→ PROMPT:
Every record must appear in your copy exactly as written, with no pictures.

>> BEGIN INFORMATION GIVEN

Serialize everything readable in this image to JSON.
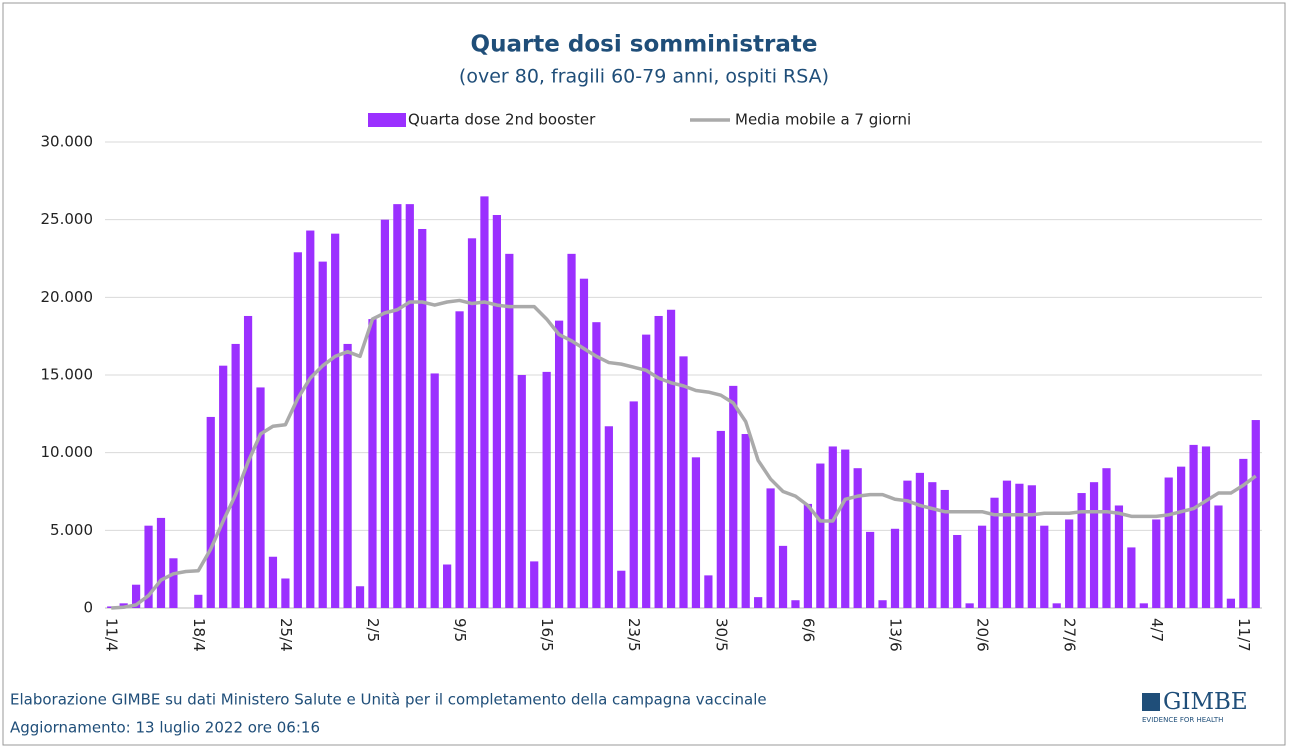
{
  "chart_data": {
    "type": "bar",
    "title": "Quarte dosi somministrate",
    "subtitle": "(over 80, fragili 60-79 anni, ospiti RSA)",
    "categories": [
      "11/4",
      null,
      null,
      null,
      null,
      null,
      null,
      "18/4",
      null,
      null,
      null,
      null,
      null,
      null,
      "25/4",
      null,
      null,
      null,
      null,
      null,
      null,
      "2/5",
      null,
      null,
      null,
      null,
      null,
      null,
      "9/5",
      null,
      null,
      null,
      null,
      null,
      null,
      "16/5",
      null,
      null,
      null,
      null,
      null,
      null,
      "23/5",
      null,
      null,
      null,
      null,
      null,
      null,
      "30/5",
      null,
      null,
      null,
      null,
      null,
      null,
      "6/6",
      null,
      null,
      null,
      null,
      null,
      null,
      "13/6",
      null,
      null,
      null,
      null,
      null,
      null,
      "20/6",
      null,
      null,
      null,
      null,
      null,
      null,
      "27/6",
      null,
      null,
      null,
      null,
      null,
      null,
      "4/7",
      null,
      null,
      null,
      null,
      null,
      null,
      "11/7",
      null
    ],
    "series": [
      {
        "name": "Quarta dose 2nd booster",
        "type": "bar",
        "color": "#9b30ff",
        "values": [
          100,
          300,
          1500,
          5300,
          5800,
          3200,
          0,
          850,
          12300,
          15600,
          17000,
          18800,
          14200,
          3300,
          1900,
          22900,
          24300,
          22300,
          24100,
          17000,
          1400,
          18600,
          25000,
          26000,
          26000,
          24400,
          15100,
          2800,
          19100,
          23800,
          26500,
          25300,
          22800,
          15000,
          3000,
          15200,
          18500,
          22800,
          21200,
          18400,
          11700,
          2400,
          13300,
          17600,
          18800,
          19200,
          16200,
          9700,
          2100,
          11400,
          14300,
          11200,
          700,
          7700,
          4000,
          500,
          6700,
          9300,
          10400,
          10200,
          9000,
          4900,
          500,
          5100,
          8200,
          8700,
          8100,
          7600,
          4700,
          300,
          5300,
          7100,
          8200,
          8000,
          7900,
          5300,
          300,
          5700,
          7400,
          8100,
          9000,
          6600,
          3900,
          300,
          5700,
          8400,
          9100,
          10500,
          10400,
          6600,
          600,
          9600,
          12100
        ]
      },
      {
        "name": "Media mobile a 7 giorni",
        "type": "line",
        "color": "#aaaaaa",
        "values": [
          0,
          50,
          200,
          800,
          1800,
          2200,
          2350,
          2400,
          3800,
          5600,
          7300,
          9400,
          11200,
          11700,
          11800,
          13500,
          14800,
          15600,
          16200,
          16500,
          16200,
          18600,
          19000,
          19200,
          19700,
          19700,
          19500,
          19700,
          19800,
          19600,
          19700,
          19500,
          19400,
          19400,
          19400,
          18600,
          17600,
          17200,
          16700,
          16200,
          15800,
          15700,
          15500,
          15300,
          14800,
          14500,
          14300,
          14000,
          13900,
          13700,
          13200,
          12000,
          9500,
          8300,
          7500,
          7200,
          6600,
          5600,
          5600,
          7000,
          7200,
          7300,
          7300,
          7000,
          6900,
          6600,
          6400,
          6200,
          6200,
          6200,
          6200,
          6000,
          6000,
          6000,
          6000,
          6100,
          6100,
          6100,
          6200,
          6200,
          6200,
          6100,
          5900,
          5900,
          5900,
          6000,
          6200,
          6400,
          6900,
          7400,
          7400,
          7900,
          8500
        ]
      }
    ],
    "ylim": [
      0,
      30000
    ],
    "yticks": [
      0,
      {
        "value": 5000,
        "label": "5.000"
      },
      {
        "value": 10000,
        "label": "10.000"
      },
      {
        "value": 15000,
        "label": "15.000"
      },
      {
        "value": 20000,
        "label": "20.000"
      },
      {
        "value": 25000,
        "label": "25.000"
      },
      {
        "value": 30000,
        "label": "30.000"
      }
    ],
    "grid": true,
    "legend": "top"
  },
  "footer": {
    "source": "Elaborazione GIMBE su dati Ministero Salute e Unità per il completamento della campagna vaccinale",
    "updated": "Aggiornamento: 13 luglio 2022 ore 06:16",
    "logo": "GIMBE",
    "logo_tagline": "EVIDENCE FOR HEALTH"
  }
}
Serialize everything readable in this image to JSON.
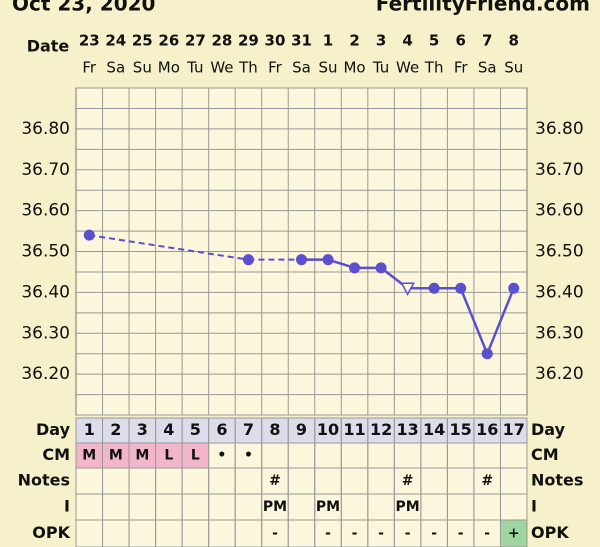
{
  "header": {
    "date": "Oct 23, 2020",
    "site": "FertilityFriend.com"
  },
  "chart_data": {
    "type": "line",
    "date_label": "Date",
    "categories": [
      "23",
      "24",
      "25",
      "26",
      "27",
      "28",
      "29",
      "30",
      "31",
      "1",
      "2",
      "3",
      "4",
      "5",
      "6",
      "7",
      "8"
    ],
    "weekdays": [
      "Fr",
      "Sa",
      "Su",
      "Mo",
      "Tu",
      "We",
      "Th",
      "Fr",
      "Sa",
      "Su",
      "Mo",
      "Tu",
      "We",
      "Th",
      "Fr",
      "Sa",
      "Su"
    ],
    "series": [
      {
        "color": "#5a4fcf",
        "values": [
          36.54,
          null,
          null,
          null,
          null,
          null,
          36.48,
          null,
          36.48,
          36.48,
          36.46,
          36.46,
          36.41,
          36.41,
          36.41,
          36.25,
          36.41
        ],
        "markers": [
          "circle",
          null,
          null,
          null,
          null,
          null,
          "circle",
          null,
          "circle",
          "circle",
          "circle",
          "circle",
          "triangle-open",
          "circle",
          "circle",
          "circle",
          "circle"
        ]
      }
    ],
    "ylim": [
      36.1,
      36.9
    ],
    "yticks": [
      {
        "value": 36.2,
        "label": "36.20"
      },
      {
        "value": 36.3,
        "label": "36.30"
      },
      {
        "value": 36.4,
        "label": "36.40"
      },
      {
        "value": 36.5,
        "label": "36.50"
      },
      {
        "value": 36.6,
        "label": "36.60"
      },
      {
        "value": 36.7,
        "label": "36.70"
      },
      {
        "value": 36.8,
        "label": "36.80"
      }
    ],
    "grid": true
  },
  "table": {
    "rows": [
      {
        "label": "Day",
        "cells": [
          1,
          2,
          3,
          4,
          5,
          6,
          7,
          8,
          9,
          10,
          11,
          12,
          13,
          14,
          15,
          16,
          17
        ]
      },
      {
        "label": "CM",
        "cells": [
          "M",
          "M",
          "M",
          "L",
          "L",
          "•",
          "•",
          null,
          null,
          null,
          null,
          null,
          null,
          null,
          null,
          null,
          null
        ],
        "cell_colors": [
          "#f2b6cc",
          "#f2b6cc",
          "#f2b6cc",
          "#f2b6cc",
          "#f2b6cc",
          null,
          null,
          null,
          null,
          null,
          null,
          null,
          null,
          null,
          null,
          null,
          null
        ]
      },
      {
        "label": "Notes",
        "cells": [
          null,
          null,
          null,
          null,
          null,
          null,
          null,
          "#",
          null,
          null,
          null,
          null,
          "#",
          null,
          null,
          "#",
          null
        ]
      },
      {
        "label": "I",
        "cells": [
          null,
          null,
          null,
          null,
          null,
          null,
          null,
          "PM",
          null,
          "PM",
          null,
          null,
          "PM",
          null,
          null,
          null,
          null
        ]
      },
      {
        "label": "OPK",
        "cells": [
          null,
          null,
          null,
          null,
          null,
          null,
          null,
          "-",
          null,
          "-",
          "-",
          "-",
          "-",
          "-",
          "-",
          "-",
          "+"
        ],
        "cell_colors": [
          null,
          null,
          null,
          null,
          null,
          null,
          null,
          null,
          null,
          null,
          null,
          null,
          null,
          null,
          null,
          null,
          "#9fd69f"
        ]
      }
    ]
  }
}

>> END INFORMATION GIVEN

→ ANSWER TO THE EXERCISE:
Serialize everything readable in this image to JSON.
{
  "chart_data": {
    "type": "bar",
    "title": "Quarte dosi somministrate",
    "subtitle": "(over 80, fragili 60-79 anni, ospiti RSA)",
    "categories": [
      "11/4",
      null,
      null,
      null,
      null,
      null,
      null,
      "18/4",
      null,
      null,
      null,
      null,
      null,
      null,
      "25/4",
      null,
      null,
      null,
      null,
      null,
      null,
      "2/5",
      null,
      null,
      null,
      null,
      null,
      null,
      "9/5",
      null,
      null,
      null,
      null,
      null,
      null,
      "16/5",
      null,
      null,
      null,
      null,
      null,
      null,
      "23/5",
      null,
      null,
      null,
      null,
      null,
      null,
      "30/5",
      null,
      null,
      null,
      null,
      null,
      null,
      "6/6",
      null,
      null,
      null,
      null,
      null,
      null,
      "13/6",
      null,
      null,
      null,
      null,
      null,
      null,
      "20/6",
      null,
      null,
      null,
      null,
      null,
      null,
      "27/6",
      null,
      null,
      null,
      null,
      null,
      null,
      "4/7",
      null,
      null,
      null,
      null,
      null,
      null,
      "11/7",
      null
    ],
    "series": [
      {
        "name": "Quarta dose 2nd booster",
        "type": "bar",
        "color": "#9b30ff",
        "values": [
          100,
          300,
          1500,
          5300,
          5800,
          3200,
          0,
          850,
          12300,
          15600,
          17000,
          18800,
          14200,
          3300,
          1900,
          22900,
          24300,
          22300,
          24100,
          17000,
          1400,
          18600,
          25000,
          26000,
          26000,
          24400,
          15100,
          2800,
          19100,
          23800,
          26500,
          25300,
          22800,
          15000,
          3000,
          15200,
          18500,
          22800,
          21200,
          18400,
          11700,
          2400,
          13300,
          17600,
          18800,
          19200,
          16200,
          9700,
          2100,
          11400,
          14300,
          11200,
          700,
          7700,
          4000,
          500,
          6700,
          9300,
          10400,
          10200,
          9000,
          4900,
          500,
          5100,
          8200,
          8700,
          8100,
          7600,
          4700,
          300,
          5300,
          7100,
          8200,
          8000,
          7900,
          5300,
          300,
          5700,
          7400,
          8100,
          9000,
          6600,
          3900,
          300,
          5700,
          8400,
          9100,
          10500,
          10400,
          6600,
          600,
          9600,
          12100
        ]
      },
      {
        "name": "Media mobile a 7 giorni",
        "type": "line",
        "color": "#aaaaaa",
        "values": [
          0,
          50,
          200,
          800,
          1800,
          2200,
          2350,
          2400,
          3800,
          5600,
          7300,
          9400,
          11200,
          11700,
          11800,
          13500,
          14800,
          15600,
          16200,
          16500,
          16200,
          18600,
          19000,
          19200,
          19700,
          19700,
          19500,
          19700,
          19800,
          19600,
          19700,
          19500,
          19400,
          19400,
          19400,
          18600,
          17600,
          17200,
          16700,
          16200,
          15800,
          15700,
          15500,
          15300,
          14800,
          14500,
          14300,
          14000,
          13900,
          13700,
          13200,
          12000,
          9500,
          8300,
          7500,
          7200,
          6600,
          5600,
          5600,
          7000,
          7200,
          7300,
          7300,
          7000,
          6900,
          6600,
          6400,
          6200,
          6200,
          6200,
          6200,
          6000,
          6000,
          6000,
          6000,
          6100,
          6100,
          6100,
          6200,
          6200,
          6200,
          6100,
          5900,
          5900,
          5900,
          6000,
          6200,
          6400,
          6900,
          7400,
          7400,
          7900,
          8500
        ]
      }
    ],
    "ylim": [
      0,
      30000
    ],
    "yticks": [
      0,
      {
        "value": 5000,
        "label": "5.000"
      },
      {
        "value": 10000,
        "label": "10.000"
      },
      {
        "value": 15000,
        "label": "15.000"
      },
      {
        "value": 20000,
        "label": "20.000"
      },
      {
        "value": 25000,
        "label": "25.000"
      },
      {
        "value": 30000,
        "label": "30.000"
      }
    ],
    "grid": true,
    "legend": "top"
  },
  "footer": {
    "source": "Elaborazione GIMBE su dati Ministero Salute e Unità per il completamento della campagna vaccinale",
    "updated": "Aggiornamento: 13 luglio 2022 ore 06:16",
    "logo": "GIMBE",
    "logo_tagline": "EVIDENCE FOR HEALTH"
  }
}
Serialize everything readable in this image to JSON.
{
  "header": {
    "date": "Oct 23, 2020",
    "site": "FertilityFriend.com"
  },
  "chart_data": {
    "type": "line",
    "date_label": "Date",
    "categories": [
      "23",
      "24",
      "25",
      "26",
      "27",
      "28",
      "29",
      "30",
      "31",
      "1",
      "2",
      "3",
      "4",
      "5",
      "6",
      "7",
      "8"
    ],
    "weekdays": [
      "Fr",
      "Sa",
      "Su",
      "Mo",
      "Tu",
      "We",
      "Th",
      "Fr",
      "Sa",
      "Su",
      "Mo",
      "Tu",
      "We",
      "Th",
      "Fr",
      "Sa",
      "Su"
    ],
    "series": [
      {
        "color": "#5a4fcf",
        "values": [
          36.54,
          null,
          null,
          null,
          null,
          null,
          36.48,
          null,
          36.48,
          36.48,
          36.46,
          36.46,
          36.41,
          36.41,
          36.41,
          36.25,
          36.41
        ],
        "markers": [
          "circle",
          null,
          null,
          null,
          null,
          null,
          "circle",
          null,
          "circle",
          "circle",
          "circle",
          "circle",
          "triangle-open",
          "circle",
          "circle",
          "circle",
          "circle"
        ]
      }
    ],
    "ylim": [
      36.1,
      36.9
    ],
    "yticks": [
      {
        "value": 36.2,
        "label": "36.20"
      },
      {
        "value": 36.3,
        "label": "36.30"
      },
      {
        "value": 36.4,
        "label": "36.40"
      },
      {
        "value": 36.5,
        "label": "36.50"
      },
      {
        "value": 36.6,
        "label": "36.60"
      },
      {
        "value": 36.7,
        "label": "36.70"
      },
      {
        "value": 36.8,
        "label": "36.80"
      }
    ],
    "grid": true
  },
  "table": {
    "rows": [
      {
        "label": "Day",
        "cells": [
          1,
          2,
          3,
          4,
          5,
          6,
          7,
          8,
          9,
          10,
          11,
          12,
          13,
          14,
          15,
          16,
          17
        ]
      },
      {
        "label": "CM",
        "cells": [
          "M",
          "M",
          "M",
          "L",
          "L",
          "•",
          "•",
          null,
          null,
          null,
          null,
          null,
          null,
          null,
          null,
          null,
          null
        ],
        "cell_colors": [
          "#f2b6cc",
          "#f2b6cc",
          "#f2b6cc",
          "#f2b6cc",
          "#f2b6cc",
          null,
          null,
          null,
          null,
          null,
          null,
          null,
          null,
          null,
          null,
          null,
          null
        ]
      },
      {
        "label": "Notes",
        "cells": [
          null,
          null,
          null,
          null,
          null,
          null,
          null,
          "#",
          null,
          null,
          null,
          null,
          "#",
          null,
          null,
          "#",
          null
        ]
      },
      {
        "label": "I",
        "cells": [
          null,
          null,
          null,
          null,
          null,
          null,
          null,
          "PM",
          null,
          "PM",
          null,
          null,
          "PM",
          null,
          null,
          null,
          null
        ]
      },
      {
        "label": "OPK",
        "cells": [
          null,
          null,
          null,
          null,
          null,
          null,
          null,
          "-",
          null,
          "-",
          "-",
          "-",
          "-",
          "-",
          "-",
          "-",
          "+"
        ],
        "cell_colors": [
          null,
          null,
          null,
          null,
          null,
          null,
          null,
          null,
          null,
          null,
          null,
          null,
          null,
          null,
          null,
          null,
          "#9fd69f"
        ]
      }
    ]
  }
}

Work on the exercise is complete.